### Dataset rows:
____________

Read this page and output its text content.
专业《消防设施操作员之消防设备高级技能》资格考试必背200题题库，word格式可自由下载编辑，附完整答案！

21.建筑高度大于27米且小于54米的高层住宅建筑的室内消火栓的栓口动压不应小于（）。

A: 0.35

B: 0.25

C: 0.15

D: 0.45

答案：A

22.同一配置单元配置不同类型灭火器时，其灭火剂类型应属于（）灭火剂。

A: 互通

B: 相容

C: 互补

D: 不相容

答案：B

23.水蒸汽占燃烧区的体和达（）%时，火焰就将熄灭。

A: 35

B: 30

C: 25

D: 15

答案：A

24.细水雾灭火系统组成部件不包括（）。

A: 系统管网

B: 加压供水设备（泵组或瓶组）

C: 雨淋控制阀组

____________

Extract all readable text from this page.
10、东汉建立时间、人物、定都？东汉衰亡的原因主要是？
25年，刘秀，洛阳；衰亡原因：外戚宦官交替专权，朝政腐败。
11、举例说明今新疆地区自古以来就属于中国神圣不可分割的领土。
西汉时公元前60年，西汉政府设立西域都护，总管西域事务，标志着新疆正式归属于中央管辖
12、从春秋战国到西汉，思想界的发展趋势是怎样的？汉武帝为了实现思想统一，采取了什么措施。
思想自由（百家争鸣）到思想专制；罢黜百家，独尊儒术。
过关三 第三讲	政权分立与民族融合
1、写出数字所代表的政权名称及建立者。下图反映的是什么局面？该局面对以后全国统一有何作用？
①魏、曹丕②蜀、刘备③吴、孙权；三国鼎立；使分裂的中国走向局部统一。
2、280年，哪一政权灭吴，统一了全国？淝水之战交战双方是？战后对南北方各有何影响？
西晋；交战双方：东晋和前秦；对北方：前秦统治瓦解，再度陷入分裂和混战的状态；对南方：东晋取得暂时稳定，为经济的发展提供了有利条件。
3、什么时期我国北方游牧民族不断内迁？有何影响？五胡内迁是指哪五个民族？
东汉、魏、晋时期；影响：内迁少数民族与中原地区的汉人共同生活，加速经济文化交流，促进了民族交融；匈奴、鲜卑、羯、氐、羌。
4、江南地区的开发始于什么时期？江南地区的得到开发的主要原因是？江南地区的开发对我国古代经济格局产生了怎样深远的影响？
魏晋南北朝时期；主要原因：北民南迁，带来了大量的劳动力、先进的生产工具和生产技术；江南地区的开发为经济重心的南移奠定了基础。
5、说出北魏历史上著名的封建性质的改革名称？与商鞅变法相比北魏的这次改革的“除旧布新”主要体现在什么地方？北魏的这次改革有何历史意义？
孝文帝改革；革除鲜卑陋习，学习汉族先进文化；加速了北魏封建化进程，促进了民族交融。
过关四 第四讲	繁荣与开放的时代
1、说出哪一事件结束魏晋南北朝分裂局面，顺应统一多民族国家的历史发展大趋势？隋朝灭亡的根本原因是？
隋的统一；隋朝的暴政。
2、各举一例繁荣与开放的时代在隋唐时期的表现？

____________

### Problem statement:
Copy each line of the listing that holds the word "page".

### Answer in full:
Read this page and output its text content.
Extract all readable text from this page.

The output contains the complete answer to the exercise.